Exercise directions: Check the listing below for lines with the word "name" and say how many there are, with nothing but the number.

Data for this task:
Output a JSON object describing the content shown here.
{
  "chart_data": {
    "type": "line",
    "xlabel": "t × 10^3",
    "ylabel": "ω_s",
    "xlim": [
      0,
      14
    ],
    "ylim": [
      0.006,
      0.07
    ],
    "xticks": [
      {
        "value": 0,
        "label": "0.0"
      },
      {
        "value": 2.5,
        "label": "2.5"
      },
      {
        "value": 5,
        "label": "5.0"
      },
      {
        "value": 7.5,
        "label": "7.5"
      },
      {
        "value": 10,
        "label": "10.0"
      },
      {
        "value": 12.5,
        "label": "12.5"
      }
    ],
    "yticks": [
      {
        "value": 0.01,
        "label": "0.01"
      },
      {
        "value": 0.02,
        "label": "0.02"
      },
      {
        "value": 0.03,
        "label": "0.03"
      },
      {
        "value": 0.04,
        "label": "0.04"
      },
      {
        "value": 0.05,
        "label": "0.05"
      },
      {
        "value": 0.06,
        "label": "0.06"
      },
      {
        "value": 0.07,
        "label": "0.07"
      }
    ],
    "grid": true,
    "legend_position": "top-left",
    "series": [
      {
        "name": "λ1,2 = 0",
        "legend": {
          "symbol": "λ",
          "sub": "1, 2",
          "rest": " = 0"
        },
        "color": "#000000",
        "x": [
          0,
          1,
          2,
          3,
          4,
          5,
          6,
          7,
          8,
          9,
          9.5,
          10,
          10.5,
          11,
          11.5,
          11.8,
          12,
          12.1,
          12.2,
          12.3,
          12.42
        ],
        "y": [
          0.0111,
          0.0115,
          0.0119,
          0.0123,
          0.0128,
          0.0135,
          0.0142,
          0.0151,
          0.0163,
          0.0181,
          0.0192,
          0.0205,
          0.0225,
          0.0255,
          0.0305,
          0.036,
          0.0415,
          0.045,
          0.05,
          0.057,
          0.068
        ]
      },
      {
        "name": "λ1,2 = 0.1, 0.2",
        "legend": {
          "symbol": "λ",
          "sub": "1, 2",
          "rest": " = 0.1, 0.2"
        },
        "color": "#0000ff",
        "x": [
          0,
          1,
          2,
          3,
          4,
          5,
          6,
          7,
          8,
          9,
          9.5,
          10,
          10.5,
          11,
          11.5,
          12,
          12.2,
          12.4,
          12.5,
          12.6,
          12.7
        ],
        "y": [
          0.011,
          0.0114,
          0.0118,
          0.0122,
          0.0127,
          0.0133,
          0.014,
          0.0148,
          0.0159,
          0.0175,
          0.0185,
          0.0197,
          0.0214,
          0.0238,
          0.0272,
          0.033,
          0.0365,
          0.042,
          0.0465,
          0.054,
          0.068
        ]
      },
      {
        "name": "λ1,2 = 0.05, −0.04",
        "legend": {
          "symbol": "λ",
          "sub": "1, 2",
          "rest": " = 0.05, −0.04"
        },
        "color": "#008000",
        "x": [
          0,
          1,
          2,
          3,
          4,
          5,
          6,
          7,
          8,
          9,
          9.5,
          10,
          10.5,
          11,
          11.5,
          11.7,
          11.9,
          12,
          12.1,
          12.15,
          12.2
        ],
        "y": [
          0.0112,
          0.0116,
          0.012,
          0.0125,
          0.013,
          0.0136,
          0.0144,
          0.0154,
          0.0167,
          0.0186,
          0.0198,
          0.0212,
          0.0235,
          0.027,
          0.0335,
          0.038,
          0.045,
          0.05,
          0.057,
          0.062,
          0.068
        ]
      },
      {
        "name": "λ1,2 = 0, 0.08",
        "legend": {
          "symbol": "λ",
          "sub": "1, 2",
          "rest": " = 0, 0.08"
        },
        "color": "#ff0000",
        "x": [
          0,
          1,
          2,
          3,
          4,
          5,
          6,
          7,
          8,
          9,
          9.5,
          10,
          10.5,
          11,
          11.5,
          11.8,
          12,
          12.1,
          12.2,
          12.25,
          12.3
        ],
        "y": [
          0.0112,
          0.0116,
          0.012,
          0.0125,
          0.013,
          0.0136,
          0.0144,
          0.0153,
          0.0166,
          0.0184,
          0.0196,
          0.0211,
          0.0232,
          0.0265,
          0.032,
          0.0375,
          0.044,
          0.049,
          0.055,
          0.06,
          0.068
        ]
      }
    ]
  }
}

Finished answer: 4